_Data for this exercise_:
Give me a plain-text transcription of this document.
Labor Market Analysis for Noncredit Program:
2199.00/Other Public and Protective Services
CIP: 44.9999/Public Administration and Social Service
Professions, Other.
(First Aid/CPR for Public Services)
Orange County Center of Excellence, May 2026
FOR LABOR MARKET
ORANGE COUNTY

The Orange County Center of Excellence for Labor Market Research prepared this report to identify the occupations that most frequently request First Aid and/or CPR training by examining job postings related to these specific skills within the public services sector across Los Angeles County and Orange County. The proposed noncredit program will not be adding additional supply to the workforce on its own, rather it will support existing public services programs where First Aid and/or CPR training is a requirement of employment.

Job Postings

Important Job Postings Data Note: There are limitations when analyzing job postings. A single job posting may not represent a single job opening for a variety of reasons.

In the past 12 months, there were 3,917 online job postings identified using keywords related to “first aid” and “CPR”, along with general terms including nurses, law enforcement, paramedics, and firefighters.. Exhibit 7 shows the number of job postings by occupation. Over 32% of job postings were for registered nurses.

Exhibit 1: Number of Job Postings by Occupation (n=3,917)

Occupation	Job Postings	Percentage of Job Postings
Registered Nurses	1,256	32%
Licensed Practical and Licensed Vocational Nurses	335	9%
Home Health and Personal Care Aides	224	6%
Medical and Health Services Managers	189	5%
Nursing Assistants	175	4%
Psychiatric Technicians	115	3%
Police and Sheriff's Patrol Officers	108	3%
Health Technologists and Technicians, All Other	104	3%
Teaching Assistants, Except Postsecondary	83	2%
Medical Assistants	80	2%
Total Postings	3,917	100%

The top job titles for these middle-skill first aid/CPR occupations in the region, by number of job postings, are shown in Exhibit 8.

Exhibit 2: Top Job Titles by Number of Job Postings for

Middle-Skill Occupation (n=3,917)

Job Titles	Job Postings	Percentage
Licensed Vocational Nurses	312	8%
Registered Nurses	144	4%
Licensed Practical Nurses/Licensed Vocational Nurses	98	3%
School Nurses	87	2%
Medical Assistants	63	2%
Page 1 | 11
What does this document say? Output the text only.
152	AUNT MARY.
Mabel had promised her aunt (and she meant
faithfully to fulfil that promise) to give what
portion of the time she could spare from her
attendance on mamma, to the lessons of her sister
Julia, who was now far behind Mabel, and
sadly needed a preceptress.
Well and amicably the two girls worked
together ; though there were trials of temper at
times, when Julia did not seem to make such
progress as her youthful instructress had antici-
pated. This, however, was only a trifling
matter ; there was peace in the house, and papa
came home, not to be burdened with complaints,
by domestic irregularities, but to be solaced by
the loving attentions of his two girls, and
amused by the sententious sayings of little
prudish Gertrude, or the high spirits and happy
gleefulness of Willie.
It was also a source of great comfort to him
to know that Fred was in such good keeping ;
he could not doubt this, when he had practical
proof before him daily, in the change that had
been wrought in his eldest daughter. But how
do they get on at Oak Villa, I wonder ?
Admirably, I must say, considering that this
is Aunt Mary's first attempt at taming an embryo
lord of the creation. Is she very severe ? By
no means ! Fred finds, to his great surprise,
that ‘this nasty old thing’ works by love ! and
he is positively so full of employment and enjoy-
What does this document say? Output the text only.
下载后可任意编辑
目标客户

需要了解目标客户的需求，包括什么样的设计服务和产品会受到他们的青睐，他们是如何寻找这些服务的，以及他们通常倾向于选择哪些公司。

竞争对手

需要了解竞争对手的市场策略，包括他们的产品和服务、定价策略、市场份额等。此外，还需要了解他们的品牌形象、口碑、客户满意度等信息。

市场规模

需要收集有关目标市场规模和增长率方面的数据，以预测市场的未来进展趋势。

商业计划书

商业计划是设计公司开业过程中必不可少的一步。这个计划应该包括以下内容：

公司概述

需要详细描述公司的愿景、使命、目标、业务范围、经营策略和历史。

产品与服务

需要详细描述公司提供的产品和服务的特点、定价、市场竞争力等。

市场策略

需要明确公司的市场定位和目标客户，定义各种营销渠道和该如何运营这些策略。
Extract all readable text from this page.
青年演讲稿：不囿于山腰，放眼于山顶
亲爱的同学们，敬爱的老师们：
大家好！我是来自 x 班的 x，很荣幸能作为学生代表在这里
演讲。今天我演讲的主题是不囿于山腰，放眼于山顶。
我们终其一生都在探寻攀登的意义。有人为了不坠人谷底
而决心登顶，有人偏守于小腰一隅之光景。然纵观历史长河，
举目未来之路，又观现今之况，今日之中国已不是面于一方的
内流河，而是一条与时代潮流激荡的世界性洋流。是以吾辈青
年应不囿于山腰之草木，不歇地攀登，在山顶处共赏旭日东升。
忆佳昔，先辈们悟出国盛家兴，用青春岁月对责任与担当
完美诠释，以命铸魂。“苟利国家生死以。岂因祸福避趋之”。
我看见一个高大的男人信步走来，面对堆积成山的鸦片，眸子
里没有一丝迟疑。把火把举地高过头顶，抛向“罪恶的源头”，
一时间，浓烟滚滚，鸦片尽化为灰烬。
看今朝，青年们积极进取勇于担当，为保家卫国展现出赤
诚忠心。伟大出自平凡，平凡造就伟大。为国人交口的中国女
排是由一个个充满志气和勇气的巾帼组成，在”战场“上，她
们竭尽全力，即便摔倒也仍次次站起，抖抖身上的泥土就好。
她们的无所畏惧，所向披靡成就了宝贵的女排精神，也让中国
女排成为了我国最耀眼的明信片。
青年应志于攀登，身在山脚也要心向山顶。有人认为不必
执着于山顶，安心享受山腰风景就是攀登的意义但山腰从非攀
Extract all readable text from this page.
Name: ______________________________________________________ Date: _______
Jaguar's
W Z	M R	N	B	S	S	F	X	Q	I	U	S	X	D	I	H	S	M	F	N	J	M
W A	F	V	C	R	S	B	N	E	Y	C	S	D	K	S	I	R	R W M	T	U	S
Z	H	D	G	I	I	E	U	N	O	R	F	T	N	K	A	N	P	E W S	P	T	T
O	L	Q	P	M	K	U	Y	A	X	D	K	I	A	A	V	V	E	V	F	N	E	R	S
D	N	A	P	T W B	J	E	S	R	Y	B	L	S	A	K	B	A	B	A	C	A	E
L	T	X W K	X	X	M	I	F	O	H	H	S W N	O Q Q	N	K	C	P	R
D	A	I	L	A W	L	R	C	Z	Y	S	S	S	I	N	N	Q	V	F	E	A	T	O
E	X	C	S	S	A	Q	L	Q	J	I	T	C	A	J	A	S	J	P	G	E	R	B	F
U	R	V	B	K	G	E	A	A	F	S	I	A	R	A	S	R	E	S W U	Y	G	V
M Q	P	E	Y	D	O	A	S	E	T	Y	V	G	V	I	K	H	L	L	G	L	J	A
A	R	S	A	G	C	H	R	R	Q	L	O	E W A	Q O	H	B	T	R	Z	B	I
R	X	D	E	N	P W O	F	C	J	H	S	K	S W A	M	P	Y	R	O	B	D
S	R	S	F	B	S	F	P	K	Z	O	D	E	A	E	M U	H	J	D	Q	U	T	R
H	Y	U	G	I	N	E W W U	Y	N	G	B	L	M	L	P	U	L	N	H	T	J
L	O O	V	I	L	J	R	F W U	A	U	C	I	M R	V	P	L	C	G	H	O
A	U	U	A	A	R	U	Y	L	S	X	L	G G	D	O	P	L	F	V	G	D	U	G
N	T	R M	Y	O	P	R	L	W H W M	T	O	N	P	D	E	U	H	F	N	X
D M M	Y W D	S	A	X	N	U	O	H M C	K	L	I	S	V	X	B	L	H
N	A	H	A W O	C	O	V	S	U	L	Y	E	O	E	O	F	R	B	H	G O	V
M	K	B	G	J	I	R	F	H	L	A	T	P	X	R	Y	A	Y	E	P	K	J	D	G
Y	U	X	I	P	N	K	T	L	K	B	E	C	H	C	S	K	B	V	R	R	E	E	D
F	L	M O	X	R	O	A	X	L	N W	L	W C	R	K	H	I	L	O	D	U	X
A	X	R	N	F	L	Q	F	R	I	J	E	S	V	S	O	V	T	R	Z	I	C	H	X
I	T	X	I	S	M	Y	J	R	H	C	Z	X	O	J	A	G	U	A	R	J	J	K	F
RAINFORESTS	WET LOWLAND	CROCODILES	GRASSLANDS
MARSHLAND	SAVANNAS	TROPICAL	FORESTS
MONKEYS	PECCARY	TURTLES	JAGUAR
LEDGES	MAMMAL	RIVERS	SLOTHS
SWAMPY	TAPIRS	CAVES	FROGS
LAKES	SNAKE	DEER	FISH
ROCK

_Task objective_: Look through the material above. Copy each line where the word "Health" appears.

_The completed task_:
Home Health and Personal Care Aides	224	6%
Medical and Health Services Managers	189	5%
Health Technologists and Technicians, All Other	104	3%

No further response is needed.